Job
Check each line of the listing below for the string "Total", and copy the ones that have it.

Data records
++++++++
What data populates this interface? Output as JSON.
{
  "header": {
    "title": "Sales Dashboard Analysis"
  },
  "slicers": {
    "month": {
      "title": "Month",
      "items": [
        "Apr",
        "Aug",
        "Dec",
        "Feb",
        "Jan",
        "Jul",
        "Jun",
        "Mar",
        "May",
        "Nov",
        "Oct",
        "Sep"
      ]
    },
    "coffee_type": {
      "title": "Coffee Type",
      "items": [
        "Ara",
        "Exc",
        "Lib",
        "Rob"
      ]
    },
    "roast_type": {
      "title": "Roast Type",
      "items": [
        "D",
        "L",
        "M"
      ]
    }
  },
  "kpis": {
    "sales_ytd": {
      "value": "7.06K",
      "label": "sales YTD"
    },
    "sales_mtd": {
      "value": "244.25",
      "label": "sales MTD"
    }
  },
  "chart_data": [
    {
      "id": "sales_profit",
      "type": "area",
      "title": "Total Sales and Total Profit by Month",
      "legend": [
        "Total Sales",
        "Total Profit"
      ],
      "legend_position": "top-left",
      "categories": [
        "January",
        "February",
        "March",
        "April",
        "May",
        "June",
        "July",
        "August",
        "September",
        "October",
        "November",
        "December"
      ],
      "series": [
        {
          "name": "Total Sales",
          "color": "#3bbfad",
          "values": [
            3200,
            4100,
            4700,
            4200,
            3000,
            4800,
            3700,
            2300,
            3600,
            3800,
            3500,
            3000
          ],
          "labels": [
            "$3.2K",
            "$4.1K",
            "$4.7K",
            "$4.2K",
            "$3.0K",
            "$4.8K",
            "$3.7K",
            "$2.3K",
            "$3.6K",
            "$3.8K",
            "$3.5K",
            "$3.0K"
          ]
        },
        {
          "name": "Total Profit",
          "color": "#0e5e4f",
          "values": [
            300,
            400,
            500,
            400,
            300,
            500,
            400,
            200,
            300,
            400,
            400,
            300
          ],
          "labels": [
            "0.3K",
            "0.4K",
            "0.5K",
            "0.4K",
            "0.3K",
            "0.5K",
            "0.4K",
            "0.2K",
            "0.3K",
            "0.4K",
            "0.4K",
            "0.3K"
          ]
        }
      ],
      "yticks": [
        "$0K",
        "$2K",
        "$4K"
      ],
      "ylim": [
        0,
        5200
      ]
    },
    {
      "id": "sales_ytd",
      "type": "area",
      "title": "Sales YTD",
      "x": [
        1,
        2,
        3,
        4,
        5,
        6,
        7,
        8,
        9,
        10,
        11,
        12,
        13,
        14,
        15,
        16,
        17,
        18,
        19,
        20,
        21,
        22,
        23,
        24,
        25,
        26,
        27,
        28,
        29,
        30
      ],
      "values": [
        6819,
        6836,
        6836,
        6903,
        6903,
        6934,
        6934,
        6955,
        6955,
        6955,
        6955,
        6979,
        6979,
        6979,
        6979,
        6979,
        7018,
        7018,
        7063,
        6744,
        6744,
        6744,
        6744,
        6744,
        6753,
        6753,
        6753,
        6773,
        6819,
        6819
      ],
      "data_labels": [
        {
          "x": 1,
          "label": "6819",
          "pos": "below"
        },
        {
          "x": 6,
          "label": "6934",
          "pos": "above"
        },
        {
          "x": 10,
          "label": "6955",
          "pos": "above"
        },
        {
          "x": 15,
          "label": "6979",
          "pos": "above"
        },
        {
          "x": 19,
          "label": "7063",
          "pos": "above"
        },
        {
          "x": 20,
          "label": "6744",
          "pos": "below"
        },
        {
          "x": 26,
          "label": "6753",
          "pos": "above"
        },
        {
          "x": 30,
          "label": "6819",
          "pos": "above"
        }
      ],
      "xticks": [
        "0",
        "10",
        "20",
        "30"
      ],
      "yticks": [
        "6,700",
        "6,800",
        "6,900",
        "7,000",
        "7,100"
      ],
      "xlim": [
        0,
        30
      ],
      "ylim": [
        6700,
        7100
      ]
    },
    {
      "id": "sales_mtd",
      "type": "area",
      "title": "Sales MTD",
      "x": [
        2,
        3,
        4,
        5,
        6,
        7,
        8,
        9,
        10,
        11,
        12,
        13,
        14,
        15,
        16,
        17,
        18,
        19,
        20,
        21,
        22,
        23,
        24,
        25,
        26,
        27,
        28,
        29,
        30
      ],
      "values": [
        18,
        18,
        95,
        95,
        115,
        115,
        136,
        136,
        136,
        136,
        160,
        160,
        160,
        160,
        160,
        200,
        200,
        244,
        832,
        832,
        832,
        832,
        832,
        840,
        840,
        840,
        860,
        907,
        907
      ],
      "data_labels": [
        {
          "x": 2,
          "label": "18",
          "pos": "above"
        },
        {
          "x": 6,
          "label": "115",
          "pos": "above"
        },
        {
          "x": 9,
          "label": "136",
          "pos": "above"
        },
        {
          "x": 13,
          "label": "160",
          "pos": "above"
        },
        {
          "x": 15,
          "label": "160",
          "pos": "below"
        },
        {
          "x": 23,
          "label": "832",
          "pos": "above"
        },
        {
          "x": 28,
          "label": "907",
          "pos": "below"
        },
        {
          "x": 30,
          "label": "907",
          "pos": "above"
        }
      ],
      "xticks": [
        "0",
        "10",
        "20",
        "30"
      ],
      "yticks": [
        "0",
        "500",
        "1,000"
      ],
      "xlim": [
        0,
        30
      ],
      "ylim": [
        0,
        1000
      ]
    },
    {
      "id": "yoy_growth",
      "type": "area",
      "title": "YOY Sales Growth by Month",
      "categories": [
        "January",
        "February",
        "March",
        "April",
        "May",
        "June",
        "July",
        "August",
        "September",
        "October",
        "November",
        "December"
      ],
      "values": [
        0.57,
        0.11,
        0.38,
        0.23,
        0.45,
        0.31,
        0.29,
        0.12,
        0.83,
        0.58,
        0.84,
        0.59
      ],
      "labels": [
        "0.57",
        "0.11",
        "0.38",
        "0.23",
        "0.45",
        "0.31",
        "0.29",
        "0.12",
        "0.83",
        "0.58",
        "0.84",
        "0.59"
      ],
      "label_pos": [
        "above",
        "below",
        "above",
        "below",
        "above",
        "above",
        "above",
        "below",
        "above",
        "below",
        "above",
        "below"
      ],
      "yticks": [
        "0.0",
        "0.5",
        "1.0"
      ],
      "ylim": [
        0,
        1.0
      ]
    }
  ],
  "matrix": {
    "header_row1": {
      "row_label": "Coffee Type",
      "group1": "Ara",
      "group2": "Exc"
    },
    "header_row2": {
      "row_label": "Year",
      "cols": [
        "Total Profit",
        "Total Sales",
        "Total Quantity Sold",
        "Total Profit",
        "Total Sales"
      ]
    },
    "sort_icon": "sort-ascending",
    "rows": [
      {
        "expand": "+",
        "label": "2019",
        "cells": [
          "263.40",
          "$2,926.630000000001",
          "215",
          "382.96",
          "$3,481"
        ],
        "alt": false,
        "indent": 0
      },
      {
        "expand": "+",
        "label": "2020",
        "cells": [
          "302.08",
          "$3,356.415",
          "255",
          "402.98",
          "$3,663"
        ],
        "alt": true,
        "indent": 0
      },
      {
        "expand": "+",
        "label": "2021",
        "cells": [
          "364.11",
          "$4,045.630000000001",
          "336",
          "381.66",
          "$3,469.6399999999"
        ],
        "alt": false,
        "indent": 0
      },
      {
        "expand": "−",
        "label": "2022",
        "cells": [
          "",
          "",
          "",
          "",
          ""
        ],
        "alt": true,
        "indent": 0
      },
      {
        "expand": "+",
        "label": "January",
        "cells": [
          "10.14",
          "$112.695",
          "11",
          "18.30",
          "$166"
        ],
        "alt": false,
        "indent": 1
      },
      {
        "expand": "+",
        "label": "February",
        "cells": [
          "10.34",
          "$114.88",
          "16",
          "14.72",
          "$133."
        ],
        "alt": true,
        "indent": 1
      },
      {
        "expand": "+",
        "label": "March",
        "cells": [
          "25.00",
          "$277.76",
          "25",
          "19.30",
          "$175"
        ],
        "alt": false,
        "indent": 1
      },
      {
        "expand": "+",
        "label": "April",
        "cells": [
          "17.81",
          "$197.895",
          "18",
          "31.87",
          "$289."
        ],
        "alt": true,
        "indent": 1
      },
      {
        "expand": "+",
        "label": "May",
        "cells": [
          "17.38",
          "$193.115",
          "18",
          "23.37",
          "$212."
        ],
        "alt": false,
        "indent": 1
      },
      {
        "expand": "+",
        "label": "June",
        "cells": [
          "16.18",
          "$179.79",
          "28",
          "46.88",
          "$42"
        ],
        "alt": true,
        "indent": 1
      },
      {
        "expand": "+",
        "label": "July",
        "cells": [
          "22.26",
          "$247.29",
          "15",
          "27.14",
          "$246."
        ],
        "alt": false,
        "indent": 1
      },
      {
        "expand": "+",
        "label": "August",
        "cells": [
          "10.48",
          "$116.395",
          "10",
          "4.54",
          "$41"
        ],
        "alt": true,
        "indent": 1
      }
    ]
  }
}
++++++++
Result of this exercise
      "title": "Total Sales and Total Profit by Month",
        "Total Sales",
        "Total Profit"
          "name": "Total Sales",
          "name": "Total Profit",
        "Total Profit",
        "Total Sales",
        "Total Quantity Sold",
        "Total Profit",
        "Total Sales"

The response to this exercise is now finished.